* start *

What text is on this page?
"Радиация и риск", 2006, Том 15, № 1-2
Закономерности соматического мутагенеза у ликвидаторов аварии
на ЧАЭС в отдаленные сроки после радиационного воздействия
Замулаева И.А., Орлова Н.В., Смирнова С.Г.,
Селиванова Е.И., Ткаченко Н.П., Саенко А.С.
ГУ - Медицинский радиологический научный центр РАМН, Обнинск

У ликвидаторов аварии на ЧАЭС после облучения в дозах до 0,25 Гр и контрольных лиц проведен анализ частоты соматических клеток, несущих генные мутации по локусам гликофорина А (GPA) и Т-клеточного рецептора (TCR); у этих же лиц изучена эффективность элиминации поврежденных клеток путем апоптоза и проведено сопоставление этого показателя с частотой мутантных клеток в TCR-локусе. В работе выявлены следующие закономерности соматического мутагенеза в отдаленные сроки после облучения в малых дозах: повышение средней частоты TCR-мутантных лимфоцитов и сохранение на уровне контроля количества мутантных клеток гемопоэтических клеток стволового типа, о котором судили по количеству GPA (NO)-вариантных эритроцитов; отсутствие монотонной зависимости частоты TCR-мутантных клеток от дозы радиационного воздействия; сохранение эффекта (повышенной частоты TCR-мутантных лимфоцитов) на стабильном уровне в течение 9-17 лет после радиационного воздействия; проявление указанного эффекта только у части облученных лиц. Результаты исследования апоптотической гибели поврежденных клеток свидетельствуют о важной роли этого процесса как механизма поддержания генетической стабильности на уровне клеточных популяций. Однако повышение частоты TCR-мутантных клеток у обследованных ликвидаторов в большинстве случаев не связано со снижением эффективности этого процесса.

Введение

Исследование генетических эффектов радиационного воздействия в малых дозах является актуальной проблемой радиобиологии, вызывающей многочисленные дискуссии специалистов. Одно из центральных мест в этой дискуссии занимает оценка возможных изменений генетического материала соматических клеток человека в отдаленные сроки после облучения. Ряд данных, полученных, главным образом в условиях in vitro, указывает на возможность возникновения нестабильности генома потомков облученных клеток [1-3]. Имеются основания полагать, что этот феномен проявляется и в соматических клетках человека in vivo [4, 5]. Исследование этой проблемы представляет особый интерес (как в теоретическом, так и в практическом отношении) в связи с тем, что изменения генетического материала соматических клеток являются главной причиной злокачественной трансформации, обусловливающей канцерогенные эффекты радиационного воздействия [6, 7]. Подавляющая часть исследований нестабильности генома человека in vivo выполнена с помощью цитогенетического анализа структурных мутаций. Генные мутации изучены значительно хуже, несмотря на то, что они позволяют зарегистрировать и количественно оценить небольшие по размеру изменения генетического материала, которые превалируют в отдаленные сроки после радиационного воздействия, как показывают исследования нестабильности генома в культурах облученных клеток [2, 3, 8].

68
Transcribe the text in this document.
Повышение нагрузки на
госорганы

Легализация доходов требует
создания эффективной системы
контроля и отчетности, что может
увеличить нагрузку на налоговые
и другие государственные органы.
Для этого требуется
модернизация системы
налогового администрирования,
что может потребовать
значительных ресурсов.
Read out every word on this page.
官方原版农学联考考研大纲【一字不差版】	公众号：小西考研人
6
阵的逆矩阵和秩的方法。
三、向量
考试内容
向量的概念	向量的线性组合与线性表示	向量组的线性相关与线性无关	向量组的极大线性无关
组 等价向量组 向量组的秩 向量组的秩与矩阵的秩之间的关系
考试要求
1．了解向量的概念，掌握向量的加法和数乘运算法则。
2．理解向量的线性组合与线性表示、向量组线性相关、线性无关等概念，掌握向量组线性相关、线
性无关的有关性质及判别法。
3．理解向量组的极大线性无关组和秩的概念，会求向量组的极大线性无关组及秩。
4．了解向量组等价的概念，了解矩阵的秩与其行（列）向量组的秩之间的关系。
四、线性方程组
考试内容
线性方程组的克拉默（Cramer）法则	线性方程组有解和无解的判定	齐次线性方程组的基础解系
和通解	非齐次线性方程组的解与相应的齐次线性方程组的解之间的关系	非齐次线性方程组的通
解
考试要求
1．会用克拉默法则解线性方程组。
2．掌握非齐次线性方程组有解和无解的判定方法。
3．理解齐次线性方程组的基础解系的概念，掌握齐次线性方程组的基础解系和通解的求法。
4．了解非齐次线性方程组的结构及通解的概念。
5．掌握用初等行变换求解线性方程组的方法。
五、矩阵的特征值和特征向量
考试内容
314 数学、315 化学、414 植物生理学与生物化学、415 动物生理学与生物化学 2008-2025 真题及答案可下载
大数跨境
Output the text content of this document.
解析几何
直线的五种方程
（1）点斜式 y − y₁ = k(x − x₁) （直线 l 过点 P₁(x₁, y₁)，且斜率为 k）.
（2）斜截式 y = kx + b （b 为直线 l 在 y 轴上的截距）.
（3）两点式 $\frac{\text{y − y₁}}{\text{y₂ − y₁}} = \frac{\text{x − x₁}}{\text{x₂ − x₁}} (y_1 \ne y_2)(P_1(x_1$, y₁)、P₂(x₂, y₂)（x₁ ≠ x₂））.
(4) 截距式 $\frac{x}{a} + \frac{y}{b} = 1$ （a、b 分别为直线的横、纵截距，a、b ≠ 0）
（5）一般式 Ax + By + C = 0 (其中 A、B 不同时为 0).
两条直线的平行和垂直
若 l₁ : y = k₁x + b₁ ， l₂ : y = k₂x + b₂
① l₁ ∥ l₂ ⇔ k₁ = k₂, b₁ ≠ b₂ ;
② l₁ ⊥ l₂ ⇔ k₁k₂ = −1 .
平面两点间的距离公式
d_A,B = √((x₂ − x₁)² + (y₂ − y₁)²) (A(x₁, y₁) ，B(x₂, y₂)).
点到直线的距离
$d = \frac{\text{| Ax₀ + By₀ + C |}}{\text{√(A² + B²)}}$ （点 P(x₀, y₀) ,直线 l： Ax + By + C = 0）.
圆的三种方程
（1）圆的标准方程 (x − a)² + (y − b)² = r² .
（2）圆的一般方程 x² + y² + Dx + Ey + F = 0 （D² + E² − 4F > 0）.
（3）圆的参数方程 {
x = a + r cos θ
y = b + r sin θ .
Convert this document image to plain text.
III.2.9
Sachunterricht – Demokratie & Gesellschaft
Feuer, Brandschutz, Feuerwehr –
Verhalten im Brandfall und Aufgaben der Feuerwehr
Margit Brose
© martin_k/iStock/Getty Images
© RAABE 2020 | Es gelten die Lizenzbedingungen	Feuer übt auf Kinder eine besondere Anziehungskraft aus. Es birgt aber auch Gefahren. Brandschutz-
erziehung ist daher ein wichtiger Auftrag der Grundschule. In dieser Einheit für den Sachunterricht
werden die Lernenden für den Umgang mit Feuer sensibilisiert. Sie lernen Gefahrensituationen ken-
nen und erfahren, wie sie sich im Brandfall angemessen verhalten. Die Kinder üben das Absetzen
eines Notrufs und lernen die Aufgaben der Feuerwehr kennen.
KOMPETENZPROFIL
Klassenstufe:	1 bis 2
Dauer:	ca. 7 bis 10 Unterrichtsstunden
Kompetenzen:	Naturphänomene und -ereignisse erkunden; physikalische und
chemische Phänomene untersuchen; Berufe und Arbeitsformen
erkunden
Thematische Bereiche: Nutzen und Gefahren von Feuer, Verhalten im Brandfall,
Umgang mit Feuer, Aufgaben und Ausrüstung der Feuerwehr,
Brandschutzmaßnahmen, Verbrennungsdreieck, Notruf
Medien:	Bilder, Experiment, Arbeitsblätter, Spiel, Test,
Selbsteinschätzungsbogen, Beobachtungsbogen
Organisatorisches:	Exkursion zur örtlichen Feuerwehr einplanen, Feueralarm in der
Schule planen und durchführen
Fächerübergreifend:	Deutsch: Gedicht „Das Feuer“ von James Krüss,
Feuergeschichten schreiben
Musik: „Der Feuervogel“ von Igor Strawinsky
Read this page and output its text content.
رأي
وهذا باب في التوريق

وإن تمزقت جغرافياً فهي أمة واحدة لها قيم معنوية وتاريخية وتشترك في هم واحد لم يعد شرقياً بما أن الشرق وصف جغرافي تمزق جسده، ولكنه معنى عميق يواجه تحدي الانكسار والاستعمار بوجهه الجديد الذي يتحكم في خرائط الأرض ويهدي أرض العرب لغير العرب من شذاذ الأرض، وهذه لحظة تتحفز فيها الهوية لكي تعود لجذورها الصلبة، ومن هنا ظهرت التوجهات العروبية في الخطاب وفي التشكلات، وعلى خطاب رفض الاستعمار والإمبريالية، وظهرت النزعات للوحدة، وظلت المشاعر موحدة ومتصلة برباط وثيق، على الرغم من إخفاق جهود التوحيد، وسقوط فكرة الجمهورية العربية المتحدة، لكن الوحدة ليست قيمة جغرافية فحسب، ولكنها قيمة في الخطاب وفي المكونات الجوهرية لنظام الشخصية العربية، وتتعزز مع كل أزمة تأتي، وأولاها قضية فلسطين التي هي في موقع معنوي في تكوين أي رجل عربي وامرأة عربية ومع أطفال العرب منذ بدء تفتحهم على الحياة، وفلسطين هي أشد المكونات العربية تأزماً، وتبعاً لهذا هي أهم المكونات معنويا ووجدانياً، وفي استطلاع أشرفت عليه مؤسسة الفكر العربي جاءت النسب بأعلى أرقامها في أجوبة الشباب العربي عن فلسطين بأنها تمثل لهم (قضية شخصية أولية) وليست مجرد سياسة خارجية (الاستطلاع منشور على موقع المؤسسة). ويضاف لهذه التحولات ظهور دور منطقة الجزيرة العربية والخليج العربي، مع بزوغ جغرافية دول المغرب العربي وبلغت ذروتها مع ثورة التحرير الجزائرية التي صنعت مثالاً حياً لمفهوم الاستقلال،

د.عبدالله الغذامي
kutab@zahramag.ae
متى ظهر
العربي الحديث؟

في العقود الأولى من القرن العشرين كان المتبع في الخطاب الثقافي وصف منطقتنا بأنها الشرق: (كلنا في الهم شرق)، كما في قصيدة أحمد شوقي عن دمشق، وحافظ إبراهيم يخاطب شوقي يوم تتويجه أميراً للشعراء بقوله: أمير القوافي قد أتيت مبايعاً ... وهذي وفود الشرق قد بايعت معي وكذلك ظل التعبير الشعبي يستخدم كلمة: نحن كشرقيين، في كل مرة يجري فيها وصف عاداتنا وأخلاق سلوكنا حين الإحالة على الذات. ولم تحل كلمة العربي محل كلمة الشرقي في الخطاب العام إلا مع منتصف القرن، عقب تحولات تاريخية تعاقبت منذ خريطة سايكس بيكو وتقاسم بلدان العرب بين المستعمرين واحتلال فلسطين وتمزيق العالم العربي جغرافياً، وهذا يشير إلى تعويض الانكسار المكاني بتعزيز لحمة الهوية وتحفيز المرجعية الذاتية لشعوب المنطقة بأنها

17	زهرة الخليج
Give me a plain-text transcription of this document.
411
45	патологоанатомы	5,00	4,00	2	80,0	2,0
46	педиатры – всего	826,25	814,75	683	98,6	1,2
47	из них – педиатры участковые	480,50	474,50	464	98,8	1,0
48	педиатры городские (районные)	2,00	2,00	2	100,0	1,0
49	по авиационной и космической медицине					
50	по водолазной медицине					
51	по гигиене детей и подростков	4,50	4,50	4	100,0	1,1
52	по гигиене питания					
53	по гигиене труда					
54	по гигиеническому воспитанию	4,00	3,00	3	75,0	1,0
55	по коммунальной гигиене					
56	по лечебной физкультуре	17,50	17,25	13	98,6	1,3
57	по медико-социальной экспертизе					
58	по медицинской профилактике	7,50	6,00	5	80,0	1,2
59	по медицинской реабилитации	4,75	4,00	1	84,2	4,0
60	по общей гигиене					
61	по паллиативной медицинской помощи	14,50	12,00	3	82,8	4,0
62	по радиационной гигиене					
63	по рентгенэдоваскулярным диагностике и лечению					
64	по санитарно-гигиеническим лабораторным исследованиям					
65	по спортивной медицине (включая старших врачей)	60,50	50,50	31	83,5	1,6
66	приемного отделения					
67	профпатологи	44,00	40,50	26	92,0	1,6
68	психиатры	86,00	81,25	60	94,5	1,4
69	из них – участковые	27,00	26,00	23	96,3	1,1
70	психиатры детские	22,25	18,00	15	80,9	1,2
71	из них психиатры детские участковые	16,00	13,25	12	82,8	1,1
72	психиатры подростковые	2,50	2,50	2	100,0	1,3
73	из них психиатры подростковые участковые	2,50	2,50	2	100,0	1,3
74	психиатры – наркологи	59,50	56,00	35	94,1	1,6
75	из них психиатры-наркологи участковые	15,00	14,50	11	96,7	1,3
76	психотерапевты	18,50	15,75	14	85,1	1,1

* end *

Find the lines with the string "ликвидаторов" and reproduce them.

Закономерности соматического мутагенеза у ликвидаторов аварии
У ликвидаторов аварии на ЧАЭС после облучения в дозах до 0,25 Гр и контрольных лиц проведен анализ частоты соматических клеток, несущих генные мутации по локусам гликофорина А (GPA) и Т-клеточного рецептора (TCR); у этих же лиц изучена эффективность элиминации поврежденных клеток путем апоптоза и проведено сопоставление этого показателя с частотой мутантных клеток в TCR-локусе. В работе выявлены следующие закономерности соматического мутагенеза в отдаленные сроки после облучения в малых дозах: повышение средней частоты TCR-мутантных лимфоцитов и сохранение на уровне контроля количества мутантных клеток гемопоэтических клеток стволового типа, о котором судили по количеству GPA (NO)-вариантных эритроцитов; отсутствие монотонной зависимости частоты TCR-мутантных клеток от дозы радиационного воздействия; сохранение эффекта (повышенной частоты TCR-мутантных лимфоцитов) на стабильном уровне в течение 9-17 лет после радиационного воздействия; проявление указанного эффекта только у части облученных лиц. Результаты исследования апоптотической гибели поврежденных клеток свидетельствуют о важной роли этого процесса как механизма поддержания генетической стабильности на уровне клеточных популяций. Однако повышение частоты TCR-мутантных клеток у обследованных ликвидаторов в большинстве случаев не связано со снижением эффективности этого процесса.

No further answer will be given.